- Task instructions: Count up the lines in the following listing that hold the word "JSON", then give only that count.

[Figure record listings]
[START]
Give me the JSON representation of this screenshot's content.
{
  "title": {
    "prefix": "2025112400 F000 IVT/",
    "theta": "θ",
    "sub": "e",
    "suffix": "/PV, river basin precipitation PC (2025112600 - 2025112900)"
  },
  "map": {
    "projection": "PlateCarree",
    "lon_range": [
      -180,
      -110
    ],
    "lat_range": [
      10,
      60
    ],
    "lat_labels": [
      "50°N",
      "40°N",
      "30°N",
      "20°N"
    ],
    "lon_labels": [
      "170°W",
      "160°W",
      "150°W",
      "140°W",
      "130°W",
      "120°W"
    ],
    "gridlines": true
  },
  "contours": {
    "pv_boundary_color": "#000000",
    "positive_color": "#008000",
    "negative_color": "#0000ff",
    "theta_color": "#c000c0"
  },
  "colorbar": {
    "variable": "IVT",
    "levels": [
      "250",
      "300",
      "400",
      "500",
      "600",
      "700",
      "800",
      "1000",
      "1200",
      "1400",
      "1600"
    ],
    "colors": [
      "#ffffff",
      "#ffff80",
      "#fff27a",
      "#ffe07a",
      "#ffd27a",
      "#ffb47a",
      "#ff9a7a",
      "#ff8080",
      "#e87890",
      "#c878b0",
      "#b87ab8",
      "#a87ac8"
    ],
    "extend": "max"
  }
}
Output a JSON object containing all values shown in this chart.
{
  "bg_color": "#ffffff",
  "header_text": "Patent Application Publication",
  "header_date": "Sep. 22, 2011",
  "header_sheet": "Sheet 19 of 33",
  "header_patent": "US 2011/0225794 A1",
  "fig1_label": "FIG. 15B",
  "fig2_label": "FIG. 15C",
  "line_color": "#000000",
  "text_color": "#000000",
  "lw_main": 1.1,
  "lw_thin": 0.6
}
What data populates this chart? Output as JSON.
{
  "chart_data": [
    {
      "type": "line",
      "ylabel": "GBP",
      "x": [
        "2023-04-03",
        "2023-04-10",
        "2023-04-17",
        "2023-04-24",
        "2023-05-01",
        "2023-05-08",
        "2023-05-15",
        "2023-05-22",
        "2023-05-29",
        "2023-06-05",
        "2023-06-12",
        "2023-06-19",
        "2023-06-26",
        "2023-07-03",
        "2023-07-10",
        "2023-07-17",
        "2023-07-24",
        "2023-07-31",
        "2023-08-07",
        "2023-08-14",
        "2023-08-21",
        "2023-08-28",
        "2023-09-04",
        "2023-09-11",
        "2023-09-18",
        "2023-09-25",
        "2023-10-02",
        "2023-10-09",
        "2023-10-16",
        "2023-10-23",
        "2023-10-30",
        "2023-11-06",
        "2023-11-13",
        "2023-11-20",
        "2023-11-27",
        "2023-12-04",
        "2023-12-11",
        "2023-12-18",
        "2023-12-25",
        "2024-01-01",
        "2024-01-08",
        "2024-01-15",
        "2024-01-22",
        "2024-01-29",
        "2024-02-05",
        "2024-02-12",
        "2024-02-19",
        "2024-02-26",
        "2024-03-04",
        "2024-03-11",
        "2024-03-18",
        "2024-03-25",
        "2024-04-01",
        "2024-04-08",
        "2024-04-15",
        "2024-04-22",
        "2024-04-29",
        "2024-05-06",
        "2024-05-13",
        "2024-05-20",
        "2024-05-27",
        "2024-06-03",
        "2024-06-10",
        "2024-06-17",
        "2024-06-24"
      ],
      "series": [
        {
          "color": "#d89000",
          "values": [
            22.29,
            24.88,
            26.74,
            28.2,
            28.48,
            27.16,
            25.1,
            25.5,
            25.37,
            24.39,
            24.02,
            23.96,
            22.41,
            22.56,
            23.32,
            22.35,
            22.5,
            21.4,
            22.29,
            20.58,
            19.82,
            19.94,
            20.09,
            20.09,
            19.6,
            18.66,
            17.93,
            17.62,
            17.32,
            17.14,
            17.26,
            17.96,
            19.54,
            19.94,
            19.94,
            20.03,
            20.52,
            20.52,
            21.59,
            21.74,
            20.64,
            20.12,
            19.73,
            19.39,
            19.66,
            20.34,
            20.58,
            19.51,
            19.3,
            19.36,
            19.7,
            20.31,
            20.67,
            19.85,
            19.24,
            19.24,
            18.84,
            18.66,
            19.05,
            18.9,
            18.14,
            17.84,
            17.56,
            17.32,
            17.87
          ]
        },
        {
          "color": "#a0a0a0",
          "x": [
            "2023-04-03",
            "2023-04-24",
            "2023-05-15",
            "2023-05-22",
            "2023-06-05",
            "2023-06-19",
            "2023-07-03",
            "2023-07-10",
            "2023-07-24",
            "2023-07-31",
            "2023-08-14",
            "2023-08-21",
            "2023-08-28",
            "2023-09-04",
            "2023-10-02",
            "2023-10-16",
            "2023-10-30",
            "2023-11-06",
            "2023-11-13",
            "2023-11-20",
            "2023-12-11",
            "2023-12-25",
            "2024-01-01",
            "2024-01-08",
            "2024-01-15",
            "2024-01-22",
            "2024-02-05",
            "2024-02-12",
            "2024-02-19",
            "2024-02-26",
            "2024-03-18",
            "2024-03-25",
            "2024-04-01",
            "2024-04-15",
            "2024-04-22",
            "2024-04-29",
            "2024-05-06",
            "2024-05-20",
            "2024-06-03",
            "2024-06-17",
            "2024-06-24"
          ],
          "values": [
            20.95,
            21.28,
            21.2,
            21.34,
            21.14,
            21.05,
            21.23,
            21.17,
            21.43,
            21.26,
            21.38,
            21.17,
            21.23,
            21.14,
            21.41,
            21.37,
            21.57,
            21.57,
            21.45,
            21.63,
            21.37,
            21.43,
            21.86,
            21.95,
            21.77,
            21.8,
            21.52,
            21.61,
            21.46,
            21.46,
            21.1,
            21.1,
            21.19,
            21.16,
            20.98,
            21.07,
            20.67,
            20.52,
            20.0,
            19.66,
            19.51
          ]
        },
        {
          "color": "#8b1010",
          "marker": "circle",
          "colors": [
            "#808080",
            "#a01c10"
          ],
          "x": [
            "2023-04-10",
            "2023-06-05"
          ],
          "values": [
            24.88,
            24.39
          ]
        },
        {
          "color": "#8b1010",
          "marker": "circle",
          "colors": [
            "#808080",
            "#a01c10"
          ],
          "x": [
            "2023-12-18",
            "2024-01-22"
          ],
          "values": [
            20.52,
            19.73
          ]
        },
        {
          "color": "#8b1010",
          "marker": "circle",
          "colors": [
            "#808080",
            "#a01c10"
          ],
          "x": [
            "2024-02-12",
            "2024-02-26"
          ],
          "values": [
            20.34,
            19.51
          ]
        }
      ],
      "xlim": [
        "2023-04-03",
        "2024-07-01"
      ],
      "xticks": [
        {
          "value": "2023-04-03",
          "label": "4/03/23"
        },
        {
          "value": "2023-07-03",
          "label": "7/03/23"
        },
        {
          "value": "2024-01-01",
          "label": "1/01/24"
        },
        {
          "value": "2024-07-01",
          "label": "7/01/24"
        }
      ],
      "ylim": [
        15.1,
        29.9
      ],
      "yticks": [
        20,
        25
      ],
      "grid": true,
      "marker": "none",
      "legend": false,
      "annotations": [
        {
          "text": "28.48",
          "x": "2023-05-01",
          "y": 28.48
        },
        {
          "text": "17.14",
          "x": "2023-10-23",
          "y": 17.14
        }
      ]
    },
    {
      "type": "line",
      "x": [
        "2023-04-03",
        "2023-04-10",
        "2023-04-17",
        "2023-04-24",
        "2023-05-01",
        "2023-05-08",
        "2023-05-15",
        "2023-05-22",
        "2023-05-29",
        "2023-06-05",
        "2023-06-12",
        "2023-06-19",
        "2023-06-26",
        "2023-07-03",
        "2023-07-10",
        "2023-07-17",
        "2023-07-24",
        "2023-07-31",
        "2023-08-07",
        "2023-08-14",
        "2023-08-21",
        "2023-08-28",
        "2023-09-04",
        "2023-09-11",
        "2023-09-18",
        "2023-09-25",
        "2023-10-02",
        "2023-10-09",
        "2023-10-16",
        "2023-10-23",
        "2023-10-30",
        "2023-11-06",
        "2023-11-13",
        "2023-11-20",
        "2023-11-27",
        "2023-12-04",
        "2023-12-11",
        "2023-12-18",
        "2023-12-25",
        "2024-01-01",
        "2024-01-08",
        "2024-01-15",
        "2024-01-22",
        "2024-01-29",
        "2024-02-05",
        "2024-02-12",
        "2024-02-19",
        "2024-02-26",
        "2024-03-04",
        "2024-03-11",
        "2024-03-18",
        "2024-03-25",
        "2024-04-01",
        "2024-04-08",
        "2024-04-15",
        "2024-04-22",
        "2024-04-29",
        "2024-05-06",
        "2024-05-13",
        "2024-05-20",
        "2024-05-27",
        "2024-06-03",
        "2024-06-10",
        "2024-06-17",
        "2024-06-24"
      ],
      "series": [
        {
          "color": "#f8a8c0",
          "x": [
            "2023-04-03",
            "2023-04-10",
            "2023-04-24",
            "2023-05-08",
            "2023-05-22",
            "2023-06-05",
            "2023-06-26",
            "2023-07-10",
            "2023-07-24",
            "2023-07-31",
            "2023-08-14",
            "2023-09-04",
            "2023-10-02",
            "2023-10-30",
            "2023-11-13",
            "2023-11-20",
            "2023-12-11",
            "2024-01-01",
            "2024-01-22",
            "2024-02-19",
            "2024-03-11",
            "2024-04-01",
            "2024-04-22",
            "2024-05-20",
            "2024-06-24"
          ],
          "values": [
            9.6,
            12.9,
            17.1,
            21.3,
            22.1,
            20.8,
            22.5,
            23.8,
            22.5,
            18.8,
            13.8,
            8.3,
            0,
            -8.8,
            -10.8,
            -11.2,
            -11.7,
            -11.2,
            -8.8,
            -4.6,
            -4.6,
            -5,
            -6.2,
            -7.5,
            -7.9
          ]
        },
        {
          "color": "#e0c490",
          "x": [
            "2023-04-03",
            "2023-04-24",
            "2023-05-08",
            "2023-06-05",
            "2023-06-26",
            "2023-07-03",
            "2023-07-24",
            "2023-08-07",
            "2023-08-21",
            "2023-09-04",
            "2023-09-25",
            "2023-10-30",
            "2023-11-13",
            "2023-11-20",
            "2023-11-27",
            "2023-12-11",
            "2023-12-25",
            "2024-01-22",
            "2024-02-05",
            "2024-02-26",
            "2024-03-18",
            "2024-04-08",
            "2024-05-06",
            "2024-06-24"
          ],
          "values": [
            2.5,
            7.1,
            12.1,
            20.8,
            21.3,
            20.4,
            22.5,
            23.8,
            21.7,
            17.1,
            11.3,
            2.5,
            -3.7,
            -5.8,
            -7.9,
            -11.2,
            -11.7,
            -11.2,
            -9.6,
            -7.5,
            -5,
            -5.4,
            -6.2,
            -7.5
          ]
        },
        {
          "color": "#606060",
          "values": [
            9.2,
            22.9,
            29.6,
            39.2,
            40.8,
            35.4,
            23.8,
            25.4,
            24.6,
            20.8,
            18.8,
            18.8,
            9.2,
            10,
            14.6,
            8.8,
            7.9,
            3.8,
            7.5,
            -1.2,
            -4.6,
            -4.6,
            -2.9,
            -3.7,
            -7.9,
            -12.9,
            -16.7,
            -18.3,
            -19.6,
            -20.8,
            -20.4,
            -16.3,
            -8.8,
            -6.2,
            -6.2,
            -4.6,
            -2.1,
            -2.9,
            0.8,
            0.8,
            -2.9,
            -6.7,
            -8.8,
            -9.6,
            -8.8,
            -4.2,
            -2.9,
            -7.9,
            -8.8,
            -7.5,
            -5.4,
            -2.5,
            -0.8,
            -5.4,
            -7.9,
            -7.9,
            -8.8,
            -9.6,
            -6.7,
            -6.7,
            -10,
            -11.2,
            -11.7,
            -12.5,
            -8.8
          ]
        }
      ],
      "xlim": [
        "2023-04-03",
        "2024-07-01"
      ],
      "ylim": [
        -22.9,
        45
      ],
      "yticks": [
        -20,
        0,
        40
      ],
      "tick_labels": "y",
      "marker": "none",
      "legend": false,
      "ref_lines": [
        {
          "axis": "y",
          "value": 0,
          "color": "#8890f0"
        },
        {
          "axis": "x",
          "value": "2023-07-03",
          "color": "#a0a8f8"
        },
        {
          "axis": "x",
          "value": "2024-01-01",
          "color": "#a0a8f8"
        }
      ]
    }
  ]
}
[END]
- Task output: 3